> What to produce
Look through the entries that follow and return each line that has the string "miRNAs".

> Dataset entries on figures
☆ ☆ ☆

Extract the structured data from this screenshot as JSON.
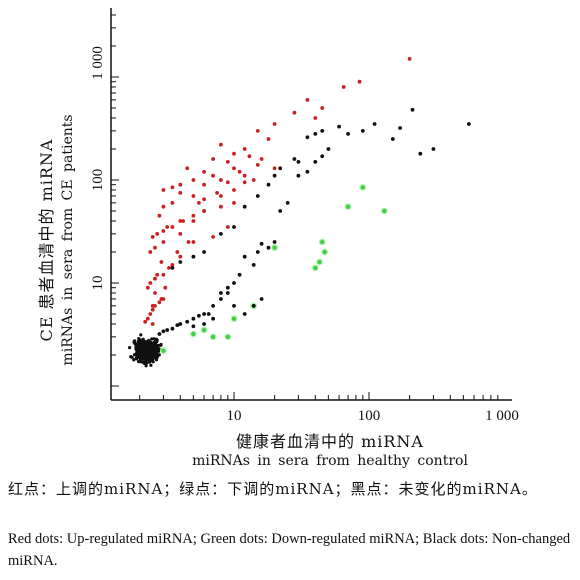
{
  "chart_data": {
    "type": "scatter",
    "xscale": "log",
    "yscale": "log",
    "xlim": [
      1,
      1000
    ],
    "ylim": [
      1,
      2000
    ],
    "xticks": [
      10,
      100,
      1000
    ],
    "xtick_labels": [
      "10",
      "100",
      "1 000"
    ],
    "yticks": [
      10,
      100,
      1000
    ],
    "ytick_labels": [
      "10",
      "100",
      "1 000"
    ],
    "xlabel": "健康者血清中的 miRNA",
    "xlabel_en": "miRNAs in sera from healthy control",
    "ylabel": "CE 患者血清中的 miRNA",
    "ylabel_en": "miRNAs in sera from CE patients",
    "grid": false,
    "series": [
      {
        "name": "Up-regulated miRNA",
        "color": "#cc1f1f",
        "x": [
          200,
          85,
          65,
          45,
          35,
          28,
          40,
          20,
          18,
          15,
          12,
          10,
          9,
          8,
          7,
          6,
          5,
          4.5,
          4,
          3.5,
          3,
          15,
          12,
          10,
          8,
          6,
          5,
          4,
          3.5,
          3,
          2.8,
          6,
          5,
          4,
          3.5,
          3,
          2.7,
          2.5,
          10,
          8,
          6,
          5,
          4,
          3,
          2.6,
          2.4,
          4,
          3.5,
          3,
          2.6,
          2.4,
          2.3,
          3,
          2.8,
          2.6,
          2.5,
          2.4,
          2.3,
          2.2,
          2.5,
          7,
          9,
          11,
          13,
          16,
          20,
          6,
          8,
          10,
          12,
          14,
          5,
          7,
          9,
          3.2,
          4.2,
          5.5,
          7.5,
          2.9,
          3.8,
          2.7,
          3.3,
          4.6,
          2.6,
          3.1,
          2.5,
          2.9
        ],
        "y": [
          1500,
          900,
          800,
          500,
          600,
          450,
          400,
          350,
          250,
          300,
          200,
          180,
          150,
          220,
          160,
          120,
          100,
          130,
          90,
          85,
          80,
          140,
          110,
          130,
          100,
          90,
          70,
          75,
          60,
          55,
          45,
          50,
          45,
          40,
          35,
          32,
          30,
          28,
          60,
          55,
          50,
          40,
          30,
          25,
          22,
          20,
          18,
          15,
          12,
          11,
          10,
          9,
          7,
          6.5,
          6,
          5.5,
          5,
          4.5,
          4.2,
          4,
          110,
          95,
          120,
          170,
          160,
          130,
          65,
          70,
          80,
          95,
          100,
          25,
          28,
          35,
          35,
          40,
          60,
          75,
          16,
          20,
          12,
          14,
          25,
          8,
          9,
          6,
          7
        ]
      },
      {
        "name": "Down-regulated miRNA",
        "color": "#3fcf3f",
        "x": [
          90,
          70,
          130,
          45,
          47,
          43,
          40,
          20,
          14,
          10,
          9,
          7,
          6,
          5,
          3
        ],
        "y": [
          85,
          55,
          50,
          25,
          20,
          16,
          14,
          22,
          6,
          4.5,
          3,
          3,
          3.5,
          3.2,
          2.2
        ]
      },
      {
        "name": "Non-changed miRNA",
        "color": "#111111",
        "x": [
          550,
          300,
          240,
          210,
          170,
          150,
          110,
          90,
          70,
          60,
          50,
          45,
          40,
          35,
          30,
          28,
          25,
          22,
          20,
          18,
          16,
          15,
          14,
          12,
          11,
          10,
          9,
          8,
          7,
          6.5,
          6,
          5.5,
          5,
          4.5,
          4,
          3.8,
          3.5,
          3.2,
          3,
          2.8,
          45,
          40,
          35,
          30,
          22,
          20,
          18,
          15,
          12,
          10,
          8,
          6,
          5,
          4,
          3.5,
          8,
          10,
          12,
          14,
          16,
          9,
          7,
          6,
          5
        ],
        "y": [
          350,
          200,
          180,
          480,
          320,
          250,
          350,
          300,
          280,
          330,
          200,
          170,
          150,
          120,
          110,
          160,
          60,
          50,
          25,
          22,
          24,
          20,
          15,
          18,
          12,
          10,
          8,
          7,
          6,
          5,
          5,
          4.8,
          4.5,
          4.2,
          4,
          3.9,
          3.6,
          3.5,
          3.4,
          3.2,
          300,
          280,
          260,
          150,
          130,
          110,
          90,
          70,
          55,
          35,
          30,
          20,
          18,
          16,
          14,
          8,
          6,
          5,
          6,
          7,
          9,
          4.5,
          4,
          3.8
        ]
      }
    ],
    "black_cluster_center": [
      2.3,
      2.2
    ],
    "black_cluster_count": 420
  },
  "captions": {
    "cn": "红点：上调的miRNA；绿点：下调的miRNA；黑点：未变化的miRNA。",
    "en": "Red dots: Up-regulated miRNA; Green dots: Down-regulated miRNA; Black dots: Non-changed miRNA."
  }
}
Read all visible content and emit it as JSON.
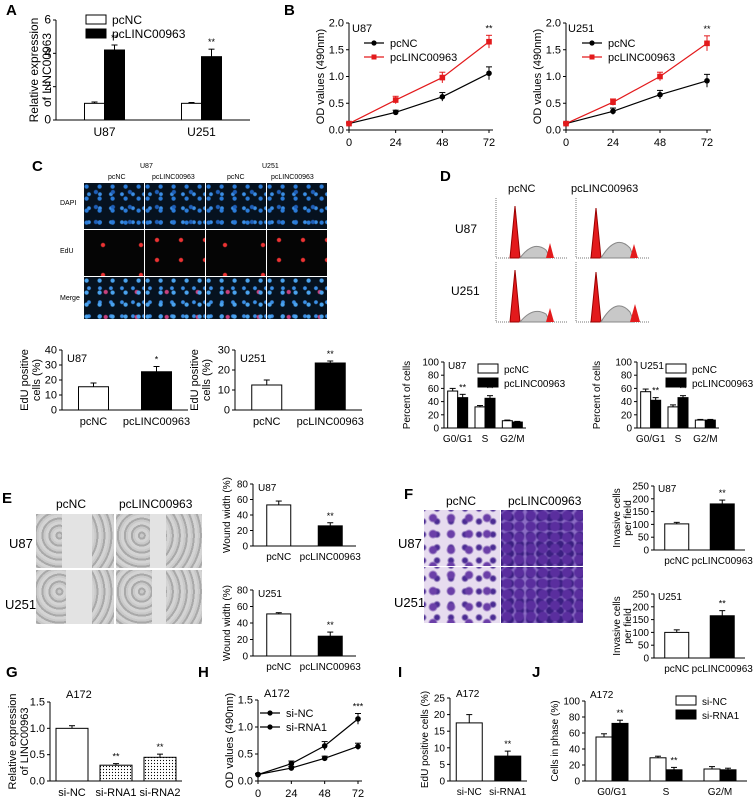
{
  "panels": {
    "A": "A",
    "B": "B",
    "C": "C",
    "D": "D",
    "E": "E",
    "F": "F",
    "G": "G",
    "H": "H",
    "I": "I",
    "J": "J"
  },
  "colors": {
    "black": "#000000",
    "white": "#ffffff",
    "red": "#e31a1c",
    "edu_red": "#e33333",
    "dapi_blue": "#2a7bd8",
    "crystal_violet": "#5a2e9e"
  },
  "labels": {
    "pcNC": "pcNC",
    "pcLINC": "pcLINC00963",
    "U87": "U87",
    "U251": "U251",
    "A172": "A172",
    "DAPI": "DAPI",
    "EdU": "EdU",
    "Merge": "Merge"
  },
  "chart_data": [
    {
      "panel": "A",
      "type": "bar",
      "categories": [
        "U87",
        "U251"
      ],
      "series": [
        {
          "name": "pcNC",
          "values": [
            1.0,
            1.0
          ],
          "errors": [
            0.08,
            0.05
          ],
          "fill": "#ffffff"
        },
        {
          "name": "pcLINC00963",
          "values": [
            4.2,
            3.8
          ],
          "errors": [
            0.3,
            0.45
          ],
          "fill": "#000000"
        }
      ],
      "significance": [
        "**",
        "**"
      ],
      "ylabel": "Relative expression of LINC00963",
      "ylim": [
        0,
        6
      ],
      "yticks": [
        0,
        2,
        4,
        6
      ]
    },
    {
      "panel": "B-U87",
      "type": "line",
      "subtitle": "U87",
      "x": [
        0,
        24,
        48,
        72
      ],
      "series": [
        {
          "name": "pcNC",
          "values": [
            0.12,
            0.33,
            0.62,
            1.06
          ],
          "errors": [
            0.02,
            0.04,
            0.08,
            0.12
          ],
          "color": "#000000"
        },
        {
          "name": "pcLINC00963",
          "values": [
            0.12,
            0.56,
            0.98,
            1.65
          ],
          "errors": [
            0.02,
            0.07,
            0.1,
            0.12
          ],
          "color": "#e31a1c"
        }
      ],
      "significance": "**",
      "ylabel": "OD values (490nm)",
      "xlim": [
        0,
        72
      ],
      "ylim": [
        0,
        2.0
      ],
      "xticks": [
        0,
        24,
        48,
        72
      ],
      "yticks": [
        0.0,
        0.5,
        1.0,
        1.5,
        2.0
      ]
    },
    {
      "panel": "B-U251",
      "type": "line",
      "subtitle": "U251",
      "x": [
        0,
        24,
        48,
        72
      ],
      "series": [
        {
          "name": "pcNC",
          "values": [
            0.12,
            0.35,
            0.66,
            0.92
          ],
          "errors": [
            0.02,
            0.06,
            0.08,
            0.12
          ],
          "color": "#000000"
        },
        {
          "name": "pcLINC00963",
          "values": [
            0.12,
            0.52,
            1.0,
            1.62
          ],
          "errors": [
            0.02,
            0.06,
            0.08,
            0.14
          ],
          "color": "#e31a1c"
        }
      ],
      "significance": "**",
      "ylabel": "OD values (490nm)",
      "xlim": [
        0,
        72
      ],
      "ylim": [
        0,
        2.0
      ],
      "xticks": [
        0,
        24,
        48,
        72
      ],
      "yticks": [
        0.0,
        0.5,
        1.0,
        1.5,
        2.0
      ]
    },
    {
      "panel": "C-U87",
      "type": "bar",
      "subtitle": "U87",
      "categories": [
        "pcNC",
        "pcLINC00963"
      ],
      "values": [
        15.5,
        25.5
      ],
      "errors": [
        2.5,
        3.5
      ],
      "fills": [
        "#ffffff",
        "#000000"
      ],
      "significance": "*",
      "ylabel": "EdU positive cells (%)",
      "ylim": [
        0,
        40
      ],
      "yticks": [
        0,
        10,
        20,
        30,
        40
      ]
    },
    {
      "panel": "C-U251",
      "type": "bar",
      "subtitle": "U251",
      "categories": [
        "pcNC",
        "pcLINC00963"
      ],
      "values": [
        12.5,
        23.5
      ],
      "errors": [
        2.5,
        1.0
      ],
      "fills": [
        "#ffffff",
        "#000000"
      ],
      "significance": "**",
      "ylabel": "EdU positive cells (%)",
      "ylim": [
        0,
        30
      ],
      "yticks": [
        0,
        10,
        20,
        30
      ]
    },
    {
      "panel": "D-U87",
      "type": "bar",
      "subtitle": "U87",
      "categories": [
        "G0/G1",
        "S",
        "G2/M"
      ],
      "series": [
        {
          "name": "pcNC",
          "values": [
            56,
            32,
            11
          ],
          "errors": [
            4,
            2,
            1
          ],
          "fill": "#ffffff"
        },
        {
          "name": "pcLINC00963",
          "values": [
            46,
            45,
            9
          ],
          "errors": [
            5,
            4,
            1
          ],
          "fill": "#000000"
        }
      ],
      "significance": [
        "**",
        "**",
        ""
      ],
      "ylabel": "Percent of cells",
      "ylim": [
        0,
        100
      ],
      "yticks": [
        0,
        20,
        40,
        60,
        80,
        100
      ]
    },
    {
      "panel": "D-U251",
      "type": "bar",
      "subtitle": "U251",
      "categories": [
        "G0/G1",
        "S",
        "G2/M"
      ],
      "series": [
        {
          "name": "pcNC",
          "values": [
            55,
            32,
            12
          ],
          "errors": [
            4,
            3,
            1
          ],
          "fill": "#ffffff"
        },
        {
          "name": "pcLINC00963",
          "values": [
            42,
            46,
            12
          ],
          "errors": [
            4,
            3,
            1
          ],
          "fill": "#000000"
        }
      ],
      "significance": [
        "**",
        "**",
        ""
      ],
      "ylabel": "Percent of cells",
      "ylim": [
        0,
        100
      ],
      "yticks": [
        0,
        20,
        40,
        60,
        80,
        100
      ]
    },
    {
      "panel": "E-U87",
      "type": "bar",
      "subtitle": "U87",
      "categories": [
        "pcNC",
        "pcLINC00963"
      ],
      "values": [
        53,
        26
      ],
      "errors": [
        5,
        4
      ],
      "fills": [
        "#ffffff",
        "#000000"
      ],
      "significance": "**",
      "ylabel": "Wound width (%)",
      "ylim": [
        0,
        80
      ],
      "yticks": [
        0,
        20,
        40,
        60,
        80
      ]
    },
    {
      "panel": "E-U251",
      "type": "bar",
      "subtitle": "U251",
      "categories": [
        "pcNC",
        "pcLINC00963"
      ],
      "values": [
        51,
        24
      ],
      "errors": [
        1.5,
        5
      ],
      "fills": [
        "#ffffff",
        "#000000"
      ],
      "significance": "**",
      "ylabel": "Wound width (%)",
      "ylim": [
        0,
        80
      ],
      "yticks": [
        0,
        20,
        40,
        60,
        80
      ]
    },
    {
      "panel": "F-U87",
      "type": "bar",
      "subtitle": "U87",
      "categories": [
        "pcNC",
        "pcLINC00963"
      ],
      "values": [
        102,
        180
      ],
      "errors": [
        6,
        15
      ],
      "fills": [
        "#ffffff",
        "#000000"
      ],
      "significance": "**",
      "ylabel": "Invasive cells per field",
      "ylim": [
        0,
        250
      ],
      "yticks": [
        0,
        50,
        100,
        150,
        200,
        250
      ]
    },
    {
      "panel": "F-U251",
      "type": "bar",
      "subtitle": "U251",
      "categories": [
        "pcNC",
        "pcLINC00963"
      ],
      "values": [
        100,
        165
      ],
      "errors": [
        10,
        20
      ],
      "fills": [
        "#ffffff",
        "#000000"
      ],
      "significance": "**",
      "ylabel": "Invasive cells per field",
      "ylim": [
        0,
        250
      ],
      "yticks": [
        0,
        50,
        100,
        150,
        200,
        250
      ]
    },
    {
      "panel": "G",
      "type": "bar",
      "subtitle": "A172",
      "categories": [
        "si-NC",
        "si-RNA1",
        "si-RNA2"
      ],
      "values": [
        1.0,
        0.3,
        0.45
      ],
      "errors": [
        0.05,
        0.03,
        0.06
      ],
      "fills": [
        "#ffffff",
        "dotted",
        "dotted"
      ],
      "significance": [
        "",
        "**",
        "**"
      ],
      "ylabel": "Relative expression of LINC00963",
      "ylim": [
        0,
        1.5
      ],
      "yticks": [
        0.0,
        0.5,
        1.0,
        1.5
      ]
    },
    {
      "panel": "H",
      "type": "line",
      "subtitle": "A172",
      "x": [
        0,
        24,
        48,
        72
      ],
      "series": [
        {
          "name": "si-NC",
          "values": [
            0.12,
            0.32,
            0.65,
            1.15
          ],
          "errors": [
            0.02,
            0.05,
            0.08,
            0.1
          ]
        },
        {
          "name": "si-RNA1",
          "values": [
            0.12,
            0.24,
            0.42,
            0.64
          ],
          "errors": [
            0.02,
            0.03,
            0.04,
            0.06
          ]
        }
      ],
      "significance": "***",
      "ylabel": "OD values (490nm)",
      "xlim": [
        0,
        72
      ],
      "ylim": [
        0,
        1.5
      ],
      "xticks": [
        0,
        24,
        48,
        72
      ],
      "yticks": [
        0.0,
        0.5,
        1.0,
        1.5
      ]
    },
    {
      "panel": "I",
      "type": "bar",
      "subtitle": "A172",
      "categories": [
        "si-NC",
        "si-RNA1"
      ],
      "values": [
        17.5,
        7.5
      ],
      "errors": [
        2.5,
        1.5
      ],
      "fills": [
        "#ffffff",
        "#000000"
      ],
      "significance": "**",
      "ylabel": "EdU positive cells (%)",
      "ylim": [
        0,
        25
      ],
      "yticks": [
        0,
        5,
        10,
        15,
        20,
        25
      ]
    },
    {
      "panel": "J",
      "type": "bar",
      "subtitle": "A172",
      "categories": [
        "G0/G1",
        "S",
        "G2/M"
      ],
      "series": [
        {
          "name": "si-NC",
          "values": [
            55,
            29,
            15
          ],
          "errors": [
            4,
            2,
            3
          ],
          "fill": "#ffffff"
        },
        {
          "name": "si-RNA1",
          "values": [
            72,
            14,
            14
          ],
          "errors": [
            4,
            3,
            2
          ],
          "fill": "#000000"
        }
      ],
      "significance": [
        "**",
        "**",
        ""
      ],
      "ylabel": "Cells in phase (%)",
      "ylim": [
        0,
        100
      ],
      "yticks": [
        0,
        20,
        40,
        60,
        80,
        100
      ]
    }
  ]
}
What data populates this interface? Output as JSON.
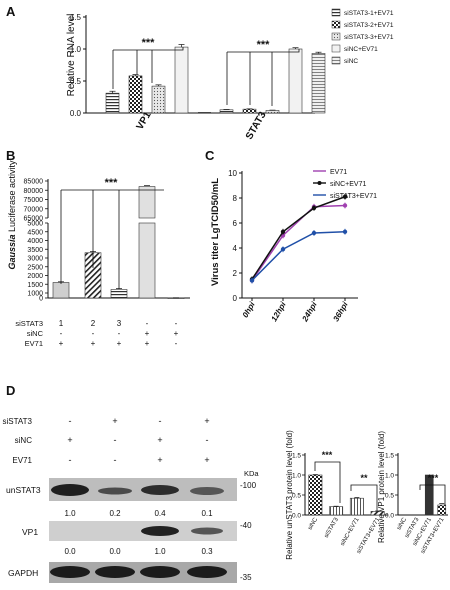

☆ ☆ ☆

> Reply
    "xlabel_en": "miRNAs in sera from healthy control",
    "ylabel_en": "miRNAs in sera from CE patients",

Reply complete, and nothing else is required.